AIM OF THE TASK: Please write out the material that follows, exactly as it stands.

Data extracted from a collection
++++++

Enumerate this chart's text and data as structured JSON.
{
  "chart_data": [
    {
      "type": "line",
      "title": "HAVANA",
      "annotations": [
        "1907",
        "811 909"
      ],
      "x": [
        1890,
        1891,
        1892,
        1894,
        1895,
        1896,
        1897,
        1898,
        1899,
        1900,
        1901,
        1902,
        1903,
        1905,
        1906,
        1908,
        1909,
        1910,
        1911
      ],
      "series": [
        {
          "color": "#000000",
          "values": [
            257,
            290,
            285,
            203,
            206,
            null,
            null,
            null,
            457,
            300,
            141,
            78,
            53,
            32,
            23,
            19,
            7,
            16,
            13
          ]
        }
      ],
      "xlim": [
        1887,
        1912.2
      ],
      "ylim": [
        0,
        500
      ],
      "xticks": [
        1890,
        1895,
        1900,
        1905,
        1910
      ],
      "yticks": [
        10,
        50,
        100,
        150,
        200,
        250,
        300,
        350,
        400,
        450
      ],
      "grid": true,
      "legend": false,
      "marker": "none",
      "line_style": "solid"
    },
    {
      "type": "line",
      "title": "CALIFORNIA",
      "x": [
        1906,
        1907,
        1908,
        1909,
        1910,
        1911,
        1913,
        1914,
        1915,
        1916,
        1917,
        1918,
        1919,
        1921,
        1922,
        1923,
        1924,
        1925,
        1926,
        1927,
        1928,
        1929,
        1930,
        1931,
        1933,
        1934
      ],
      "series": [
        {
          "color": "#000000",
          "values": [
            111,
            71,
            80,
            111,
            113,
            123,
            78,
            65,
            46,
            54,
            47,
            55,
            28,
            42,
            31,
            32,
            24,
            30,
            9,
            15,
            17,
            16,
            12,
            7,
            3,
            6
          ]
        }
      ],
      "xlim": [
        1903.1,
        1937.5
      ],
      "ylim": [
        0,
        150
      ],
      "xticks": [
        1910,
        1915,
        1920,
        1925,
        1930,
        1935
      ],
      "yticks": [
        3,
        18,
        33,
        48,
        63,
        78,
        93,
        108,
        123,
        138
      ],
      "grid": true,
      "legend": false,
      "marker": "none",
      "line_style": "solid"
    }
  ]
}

++++++

OUTPUT FOR THIS TASK:
Enumerate this chart's text and data as structured JSON.
{
  "chart_data": [
    {
      "type": "line",
      "title": "HAVANA",
      "annotations": [
        "1907",
        "811 909"
      ],
      "x": [
        1890,
        1891,
        1892,
        1894,
        1895,
        1896,
        1897,
        1898,
        1899,
        1900,
        1901,
        1902,
        1903,
        1905,
        1906,
        1908,
        1909,
        1910,
        1911
      ],
      "series": [
        {
          "color": "#000000",
          "values": [
            257,
            290,
            285,
            203,
            206,
            null,
            null,
            null,
            457,
            300,
            141,
            78,
            53,
            32,
            23,
            19,
            7,
            16,
            13
          ]
        }
      ],
      "xlim": [
        1887,
        1912.2
      ],
      "ylim": [
        0,
        500
      ],
      "xticks": [
        1890,
        1895,
        1900,
        1905,
        1910
      ],
      "yticks": [
        10,
        50,
        100,
        150,
        200,
        250,
        300,
        350,
        400,
        450
      ],
      "grid": true,
      "legend": false,
      "marker": "none",
      "line_style": "solid"
    },
    {
      "type": "line",
      "title": "CALIFORNIA",
      "x": [
        1906,
        1907,
        1908,
        1909,
        1910,
        1911,
        1913,
        1914,
        1915,
        1916,
        1917,
        1918,
        1919,
        1921,
        1922,
        1923,
        1924,
        1925,
        1926,
        1927,
        1928,
        1929,
        1930,
        1931,
        1933,
        1934
      ],
      "series": [
        {
          "color": "#000000",
          "values": [
            111,
            71,
            80,
            111,
            113,
            123,
            78,
            65,
            46,
            54,
            47,
            55,
            28,
            42,
            31,
            32,
            24,
            30,
            9,
            15,
            17,
            16,
            12,
            7,
            3,
            6
          ]
        }
      ],
      "xlim": [
        1903.1,
        1937.5
      ],
      "ylim": [
        0,
        150
      ],
      "xticks": [
        1910,
        1915,
        1920,
        1925,
        1930,
        1935
      ],
      "yticks": [
        3,
        18,
        33,
        48,
        63,
        78,
        93,
        108,
        123,
        138
      ],
      "grid": true,
      "legend": false,
      "marker": "none",
      "line_style": "solid"
    }
  ]
}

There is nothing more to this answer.